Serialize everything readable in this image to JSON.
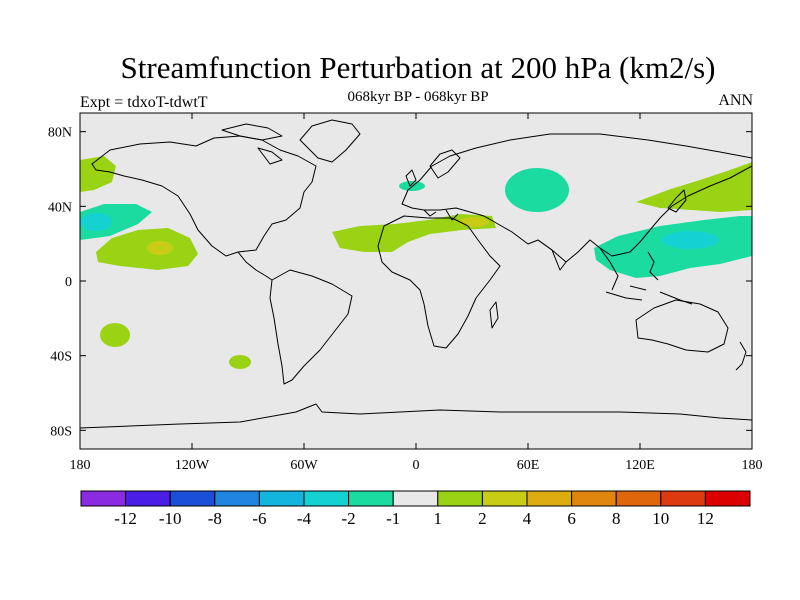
{
  "title": "Streamfunction Perturbation at 200 hPa (km2/s)",
  "subtitle": "068kyr BP - 068kyr BP",
  "left_label": "Expt = tdxoT-tdwtT",
  "right_label": "ANN",
  "map": {
    "projection": "cylindrical-equidistant",
    "lon_range": [
      -180,
      180
    ],
    "lat_range": [
      -90,
      90
    ],
    "background_color": "#e8e8e8",
    "coastline_color": "#000000",
    "lat_ticks": [
      {
        "value": 80,
        "label": "80N"
      },
      {
        "value": 40,
        "label": "40N"
      },
      {
        "value": 0,
        "label": "0"
      },
      {
        "value": -40,
        "label": "40S"
      },
      {
        "value": -80,
        "label": "80S"
      }
    ],
    "lon_ticks": [
      {
        "value": -180,
        "label": "180"
      },
      {
        "value": -120,
        "label": "120W"
      },
      {
        "value": -60,
        "label": "60W"
      },
      {
        "value": 0,
        "label": "0"
      },
      {
        "value": 60,
        "label": "60E"
      },
      {
        "value": 120,
        "label": "120E"
      },
      {
        "value": 180,
        "label": "180"
      }
    ]
  },
  "colorbar": {
    "colors": [
      "#8a2be2",
      "#4b1ee6",
      "#1c4fd8",
      "#1f85e0",
      "#12b5dc",
      "#14d2d2",
      "#1cdba0",
      "#e8e8e8",
      "#9ad314",
      "#c8cc14",
      "#dcab10",
      "#e0860e",
      "#e0660c",
      "#de3a10",
      "#dd0000"
    ],
    "labels": [
      "-12",
      "-10",
      "-8",
      "-6",
      "-4",
      "-2",
      "-1",
      "1",
      "2",
      "4",
      "6",
      "8",
      "10",
      "12"
    ]
  }
}
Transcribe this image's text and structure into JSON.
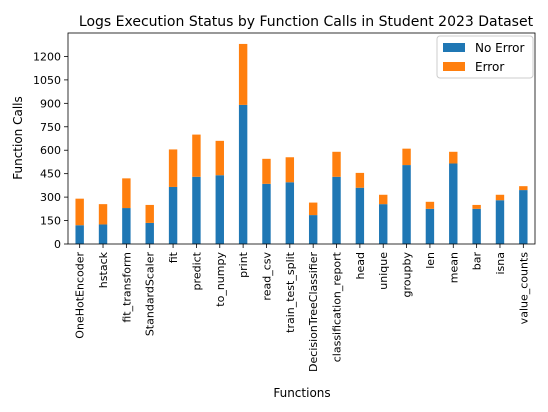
{
  "chart_data": {
    "type": "bar",
    "stacked": true,
    "title": "Logs Execution Status by Function Calls in Student 2023 Dataset",
    "xlabel": "Functions",
    "ylabel": "Function Calls",
    "ylim": [
      0,
      1350
    ],
    "yticks": [
      0,
      150,
      300,
      450,
      600,
      750,
      900,
      1050,
      1200
    ],
    "grid": false,
    "legend_position": "top-right",
    "categories": [
      "OneHotEncoder",
      "hstack",
      "fit_transform",
      "StandardScaler",
      "fit",
      "predict",
      "to_numpy",
      "print",
      "read_csv",
      "train_test_split",
      "DecisionTreeClassifier",
      "classification_report",
      "head",
      "unique",
      "groupby",
      "len",
      "mean",
      "bar",
      "isna",
      "value_counts"
    ],
    "series": [
      {
        "name": "No Error",
        "color": "#1f77b4",
        "values": [
          120,
          125,
          230,
          135,
          365,
          430,
          440,
          890,
          385,
          395,
          185,
          430,
          360,
          255,
          505,
          225,
          515,
          225,
          280,
          345
        ]
      },
      {
        "name": "Error",
        "color": "#ff7f0e",
        "values": [
          170,
          130,
          190,
          115,
          240,
          270,
          220,
          390,
          160,
          160,
          80,
          160,
          95,
          60,
          105,
          45,
          75,
          25,
          35,
          25
        ]
      }
    ]
  }
}
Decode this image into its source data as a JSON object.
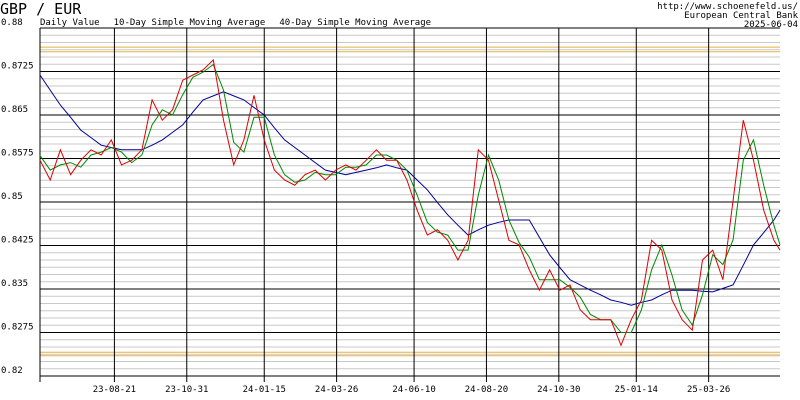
{
  "chart_data": {
    "type": "line",
    "title": "GBP / EUR",
    "source_lines": [
      "http://www.schoenefeld.us/",
      "European Central Bank",
      "2025-06-04"
    ],
    "x": [
      "23-06-09",
      "23-06-19",
      "23-06-29",
      "23-07-09",
      "23-07-19",
      "23-07-29",
      "23-08-08",
      "23-08-18",
      "23-08-28",
      "23-09-07",
      "23-09-17",
      "23-09-27",
      "23-10-07",
      "23-10-17",
      "23-10-27",
      "23-11-06",
      "23-11-16",
      "23-11-26",
      "23-12-06",
      "23-12-16",
      "23-12-26",
      "24-01-05",
      "24-01-15",
      "24-01-25",
      "24-02-04",
      "24-02-14",
      "24-02-24",
      "24-03-05",
      "24-03-15",
      "24-03-25",
      "24-04-04",
      "24-04-14",
      "24-04-24",
      "24-05-04",
      "24-05-14",
      "24-05-24",
      "24-06-03",
      "24-06-13",
      "24-06-23",
      "24-07-03",
      "24-07-13",
      "24-07-23",
      "24-08-02",
      "24-08-12",
      "24-08-22",
      "24-09-01",
      "24-09-11",
      "24-09-21",
      "24-10-01",
      "24-10-11",
      "24-10-21",
      "24-10-31",
      "24-11-10",
      "24-11-20",
      "24-11-30",
      "24-12-10",
      "24-12-20",
      "24-12-30",
      "25-01-09",
      "25-01-19",
      "25-01-29",
      "25-02-08",
      "25-02-18",
      "25-02-28",
      "25-03-10",
      "25-03-20",
      "25-03-30",
      "25-04-09",
      "25-04-19",
      "25-04-29",
      "25-05-09",
      "25-05-19",
      "25-05-29",
      "25-06-04"
    ],
    "series": [
      {
        "name": "Daily Value",
        "color": "#dd0000",
        "values": [
          0.8572,
          0.8538,
          0.859,
          0.8547,
          0.8572,
          0.859,
          0.8581,
          0.8607,
          0.8564,
          0.8572,
          0.859,
          0.8676,
          0.8641,
          0.8659,
          0.871,
          0.8719,
          0.8728,
          0.8745,
          0.8641,
          0.8564,
          0.8607,
          0.8684,
          0.8607,
          0.8555,
          0.8538,
          0.8529,
          0.8547,
          0.8555,
          0.8538,
          0.8555,
          0.8564,
          0.8555,
          0.8572,
          0.859,
          0.8572,
          0.8572,
          0.8538,
          0.8486,
          0.8443,
          0.8452,
          0.8434,
          0.84,
          0.8434,
          0.859,
          0.8572,
          0.8503,
          0.8434,
          0.8426,
          0.8383,
          0.8348,
          0.8383,
          0.8348,
          0.8357,
          0.8314,
          0.8297,
          0.8297,
          0.8297,
          0.8253,
          0.8297,
          0.8331,
          0.8434,
          0.8417,
          0.8331,
          0.8297,
          0.8279,
          0.84,
          0.8417,
          0.8366,
          0.8503,
          0.8641,
          0.8572,
          0.8486,
          0.8434,
          0.8417
        ]
      },
      {
        "name": "10-Day Simple Moving Average",
        "color": "#008800",
        "values": [
          0.858,
          0.8555,
          0.8564,
          0.8568,
          0.856,
          0.8581,
          0.8586,
          0.8594,
          0.8586,
          0.8568,
          0.8581,
          0.8633,
          0.8659,
          0.865,
          0.8685,
          0.8715,
          0.8724,
          0.8737,
          0.8693,
          0.8603,
          0.8586,
          0.8646,
          0.8646,
          0.8581,
          0.8547,
          0.8534,
          0.8538,
          0.8551,
          0.8547,
          0.8547,
          0.856,
          0.856,
          0.8564,
          0.8581,
          0.8581,
          0.8572,
          0.8555,
          0.8512,
          0.8465,
          0.8448,
          0.8443,
          0.8417,
          0.8417,
          0.8512,
          0.8581,
          0.8538,
          0.8469,
          0.843,
          0.8405,
          0.8366,
          0.8366,
          0.8366,
          0.8353,
          0.8336,
          0.8306,
          0.8297,
          0.8297,
          0.8275,
          0.8275,
          0.8314,
          0.8383,
          0.8426,
          0.8374,
          0.8314,
          0.8288,
          0.834,
          0.8409,
          0.8392,
          0.8435,
          0.8572,
          0.8607,
          0.8529,
          0.846,
          0.8426
        ]
      },
      {
        "name": "40-Day Simple Moving Average",
        "color": "#000099",
        "values": [
          0.8719,
          0.8693,
          0.8667,
          0.8646,
          0.8624,
          0.8611,
          0.8598,
          0.8594,
          0.859,
          0.859,
          0.859,
          0.8598,
          0.8607,
          0.862,
          0.8633,
          0.8655,
          0.8676,
          0.8683,
          0.869,
          0.8683,
          0.8676,
          0.8663,
          0.865,
          0.8628,
          0.8607,
          0.8594,
          0.8581,
          0.8568,
          0.8555,
          0.8551,
          0.8547,
          0.8551,
          0.8555,
          0.8559,
          0.8564,
          0.8559,
          0.8555,
          0.8538,
          0.8521,
          0.8499,
          0.8478,
          0.846,
          0.8443,
          0.8452,
          0.846,
          0.8465,
          0.8469,
          0.8469,
          0.8469,
          0.8439,
          0.8409,
          0.8387,
          0.8366,
          0.8357,
          0.8348,
          0.834,
          0.8331,
          0.8327,
          0.8322,
          0.8327,
          0.8331,
          0.834,
          0.8348,
          0.8348,
          0.8348,
          0.8346,
          0.8345,
          0.8351,
          0.8357,
          0.8391,
          0.8426,
          0.8447,
          0.8469,
          0.8486
        ]
      }
    ],
    "xlim": [
      "23-06-09",
      "25-06-04"
    ],
    "xticks": [
      "23-08-21",
      "23-10-31",
      "24-01-15",
      "24-03-26",
      "24-06-10",
      "24-08-20",
      "24-10-30",
      "25-01-14",
      "25-03-26"
    ],
    "ylim": [
      0.82,
      0.88
    ],
    "yticks": [
      0.82,
      0.8275,
      0.835,
      0.8425,
      0.85,
      0.8575,
      0.865,
      0.8725,
      0.88
    ],
    "hlines": [
      0.8767,
      0.8759,
      0.8241,
      0.8235
    ],
    "hline_color": "#e8b040",
    "grid": true
  }
}
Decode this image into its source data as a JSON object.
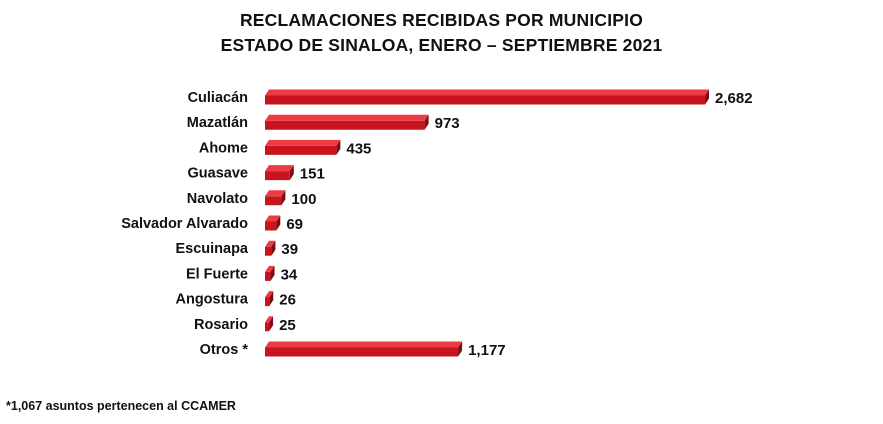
{
  "chart_data": {
    "type": "bar",
    "orientation": "horizontal",
    "title": "RECLAMACIONES RECIBIDAS POR MUNICIPIO",
    "subtitle": "ESTADO DE SINALOA, ENERO – SEPTIEMBRE 2021",
    "categories": [
      "Culiacán",
      "Mazatlán",
      "Ahome",
      "Guasave",
      "Navolato",
      "Salvador Alvarado",
      "Escuinapa",
      "El Fuerte",
      "Angostura",
      "Rosario",
      "Otros *"
    ],
    "values": [
      2682,
      973,
      435,
      151,
      100,
      69,
      39,
      34,
      26,
      25,
      1177
    ],
    "value_labels": [
      "2,682",
      "973",
      "435",
      "151",
      "100",
      "69",
      "39",
      "34",
      "26",
      "25",
      "1,177"
    ],
    "bar_style": "3d",
    "colors": {
      "bar_front": "#c8141e",
      "bar_top": "#ee3a42",
      "bar_side": "#7e0c12"
    },
    "grid": false,
    "legend": "none"
  },
  "footnote": "*1,067 asuntos pertenecen al CCAMER"
}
= = = = =
### TASK GOAL
Count how many lines in the data contain the word "image", giving the number without comment.

### EXERCISE SOLUTION
4